**To do:** Tally every line of the material that includes "NOAA", then give the tally and nothing else.

Dataset listings of figures:
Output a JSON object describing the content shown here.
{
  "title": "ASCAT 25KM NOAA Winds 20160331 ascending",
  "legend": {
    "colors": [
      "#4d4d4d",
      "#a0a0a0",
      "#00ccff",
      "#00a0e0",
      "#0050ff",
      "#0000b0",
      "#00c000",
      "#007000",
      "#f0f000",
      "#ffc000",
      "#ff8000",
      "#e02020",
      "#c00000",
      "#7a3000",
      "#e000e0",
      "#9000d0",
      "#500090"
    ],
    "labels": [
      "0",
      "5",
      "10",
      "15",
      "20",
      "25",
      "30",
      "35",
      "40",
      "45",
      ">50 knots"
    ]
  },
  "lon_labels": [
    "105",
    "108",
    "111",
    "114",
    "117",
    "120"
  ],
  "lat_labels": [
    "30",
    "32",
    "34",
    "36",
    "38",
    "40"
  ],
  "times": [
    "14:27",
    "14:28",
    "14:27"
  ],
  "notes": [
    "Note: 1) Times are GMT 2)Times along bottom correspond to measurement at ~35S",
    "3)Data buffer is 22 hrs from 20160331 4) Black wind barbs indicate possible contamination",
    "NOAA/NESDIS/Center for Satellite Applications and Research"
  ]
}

**Exercise result:** 2